◆ **Material for the task**

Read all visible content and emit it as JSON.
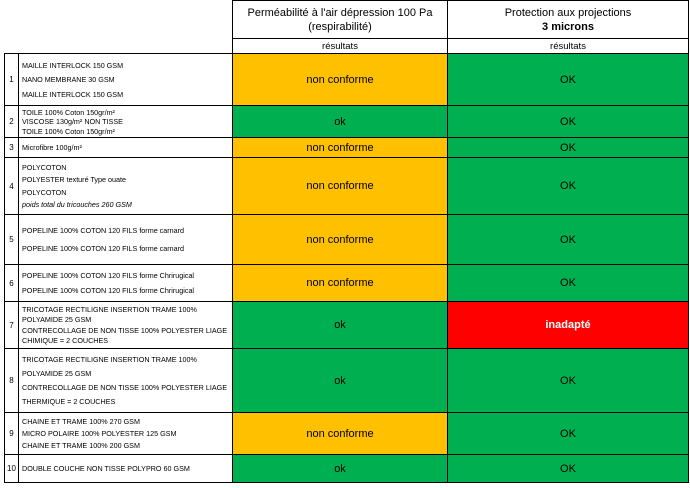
{
  "header": {
    "columns": [
      {
        "lines": [
          "Perméabilité à l'air dépression 100 Pa",
          "(respirabilité)"
        ],
        "sub": "résultats"
      },
      {
        "lines": [
          "Protection aux projections",
          "3 microns"
        ],
        "sub": "résultats"
      }
    ]
  },
  "rows": [
    {
      "num": "1",
      "lines": [
        "MAILLE INTERLOCK 150 GSM",
        "NANO MEMBRANE 30 GSM",
        "MAILLE INTERLOCK 150 GSM"
      ],
      "results": [
        {
          "text": "non conforme",
          "color": "#FFC000"
        },
        {
          "text": "OK",
          "color": "#00B050"
        }
      ]
    },
    {
      "num": "2",
      "lines": [
        "TOILE  100% Coton 150gr/m²",
        "VISCOSE 130g/m² NON TISSE",
        "TOILE  100% Coton 150gr/m²"
      ],
      "results": [
        {
          "text": "ok",
          "color": "#00B050"
        },
        {
          "text": "OK",
          "color": "#00B050"
        }
      ]
    },
    {
      "num": "3",
      "lines": [
        "Microfibre 100g/m²"
      ],
      "results": [
        {
          "text": "non conforme",
          "color": "#FFC000"
        },
        {
          "text": "OK",
          "color": "#00B050"
        }
      ]
    },
    {
      "num": "4",
      "lines": [
        "POLYCOTON",
        "POLYESTER texturé  Type ouate",
        "POLYCOTON"
      ],
      "note": "poids total du tricouches 260 GSM",
      "results": [
        {
          "text": "non conforme",
          "color": "#FFC000"
        },
        {
          "text": "OK",
          "color": "#00B050"
        }
      ]
    },
    {
      "num": "5",
      "lines": [
        "POPELINE 100% COTON 120 FILS forme carnard",
        "POPELINE 100% COTON 120 FILS forme carnard"
      ],
      "results": [
        {
          "text": "non conforme",
          "color": "#FFC000"
        },
        {
          "text": "OK",
          "color": "#00B050"
        }
      ]
    },
    {
      "num": "6",
      "lines": [
        "POPELINE 100% COTON 120 FILS forme Chrirugical",
        "POPELINE 100% COTON 120 FILS forme Chrirugical"
      ],
      "results": [
        {
          "text": "non conforme",
          "color": "#FFC000"
        },
        {
          "text": "OK",
          "color": "#00B050"
        }
      ]
    },
    {
      "num": "7",
      "lines": [
        "TRICOTAGE RECTILIGNE INSERTION TRAME 100%",
        "POLYAMIDE 25 GSM",
        "CONTRECOLLAGE DE NON TISSE 100% POLYESTER LIAGE",
        "CHIMIQUE = 2 COUCHES"
      ],
      "results": [
        {
          "text": "ok",
          "color": "#00B050"
        },
        {
          "text": "inadapté",
          "color": "#FF0000"
        }
      ]
    },
    {
      "num": "8",
      "lines": [
        "TRICOTAGE RECTILIGNE INSERTION TRAME 100%",
        "POLYAMIDE 25 GSM",
        "CONTRECOLLAGE DE NON TISSE 100% POLYESTER LIAGE",
        "THERMIQUE = 2 COUCHES"
      ],
      "results": [
        {
          "text": "ok",
          "color": "#00B050"
        },
        {
          "text": "OK",
          "color": "#00B050"
        }
      ]
    },
    {
      "num": "9",
      "lines": [
        "CHAINE ET TRAME 100% 270 GSM",
        "MICRO POLAIRE 100% POLYESTER 125 GSM",
        "CHAINE ET TRAME 100% 200 GSM"
      ],
      "results": [
        {
          "text": "non conforme",
          "color": "#FFC000"
        },
        {
          "text": "OK",
          "color": "#00B050"
        }
      ]
    },
    {
      "num": "10",
      "lines": [
        "DOUBLE COUCHE NON TISSE POLYPRO 60 GSM"
      ],
      "results": [
        {
          "text": "ok",
          "color": "#00B050"
        },
        {
          "text": "OK",
          "color": "#00B050"
        }
      ]
    }
  ]
}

◆ **Stated problem**
Copy every record above exactly as written, but leave out the pictures.

◆ **Task answer**
Read all visible content and emit it as JSON.
{
  "header": {
    "columns": [
      {
        "lines": [
          "Perméabilité à l'air dépression 100 Pa",
          "(respirabilité)"
        ],
        "sub": "résultats"
      },
      {
        "lines": [
          "Protection aux projections",
          "3 microns"
        ],
        "sub": "résultats"
      }
    ]
  },
  "rows": [
    {
      "num": "1",
      "lines": [
        "MAILLE INTERLOCK 150 GSM",
        "NANO MEMBRANE 30 GSM",
        "MAILLE INTERLOCK 150 GSM"
      ],
      "results": [
        {
          "text": "non conforme",
          "color": "#FFC000"
        },
        {
          "text": "OK",
          "color": "#00B050"
        }
      ]
    },
    {
      "num": "2",
      "lines": [
        "TOILE  100% Coton 150gr/m²",
        "VISCOSE 130g/m² NON TISSE",
        "TOILE  100% Coton 150gr/m²"
      ],
      "results": [
        {
          "text": "ok",
          "color": "#00B050"
        },
        {
          "text": "OK",
          "color": "#00B050"
        }
      ]
    },
    {
      "num": "3",
      "lines": [
        "Microfibre 100g/m²"
      ],
      "results": [
        {
          "text": "non conforme",
          "color": "#FFC000"
        },
        {
          "text": "OK",
          "color": "#00B050"
        }
      ]
    },
    {
      "num": "4",
      "lines": [
        "POLYCOTON",
        "POLYESTER texturé  Type ouate",
        "POLYCOTON"
      ],
      "note": "poids total du tricouches 260 GSM",
      "results": [
        {
          "text": "non conforme",
          "color": "#FFC000"
        },
        {
          "text": "OK",
          "color": "#00B050"
        }
      ]
    },
    {
      "num": "5",
      "lines": [
        "POPELINE 100% COTON 120 FILS forme carnard",
        "POPELINE 100% COTON 120 FILS forme carnard"
      ],
      "results": [
        {
          "text": "non conforme",
          "color": "#FFC000"
        },
        {
          "text": "OK",
          "color": "#00B050"
        }
      ]
    },
    {
      "num": "6",
      "lines": [
        "POPELINE 100% COTON 120 FILS forme Chrirugical",
        "POPELINE 100% COTON 120 FILS forme Chrirugical"
      ],
      "results": [
        {
          "text": "non conforme",
          "color": "#FFC000"
        },
        {
          "text": "OK",
          "color": "#00B050"
        }
      ]
    },
    {
      "num": "7",
      "lines": [
        "TRICOTAGE RECTILIGNE INSERTION TRAME 100%",
        "POLYAMIDE 25 GSM",
        "CONTRECOLLAGE DE NON TISSE 100% POLYESTER LIAGE",
        "CHIMIQUE = 2 COUCHES"
      ],
      "results": [
        {
          "text": "ok",
          "color": "#00B050"
        },
        {
          "text": "inadapté",
          "color": "#FF0000"
        }
      ]
    },
    {
      "num": "8",
      "lines": [
        "TRICOTAGE RECTILIGNE INSERTION TRAME 100%",
        "POLYAMIDE 25 GSM",
        "CONTRECOLLAGE DE NON TISSE 100% POLYESTER LIAGE",
        "THERMIQUE = 2 COUCHES"
      ],
      "results": [
        {
          "text": "ok",
          "color": "#00B050"
        },
        {
          "text": "OK",
          "color": "#00B050"
        }
      ]
    },
    {
      "num": "9",
      "lines": [
        "CHAINE ET TRAME 100% 270 GSM",
        "MICRO POLAIRE 100% POLYESTER 125 GSM",
        "CHAINE ET TRAME 100% 200 GSM"
      ],
      "results": [
        {
          "text": "non conforme",
          "color": "#FFC000"
        },
        {
          "text": "OK",
          "color": "#00B050"
        }
      ]
    },
    {
      "num": "10",
      "lines": [
        "DOUBLE COUCHE NON TISSE POLYPRO 60 GSM"
      ],
      "results": [
        {
          "text": "ok",
          "color": "#00B050"
        },
        {
          "text": "OK",
          "color": "#00B050"
        }
      ]
    }
  ]
}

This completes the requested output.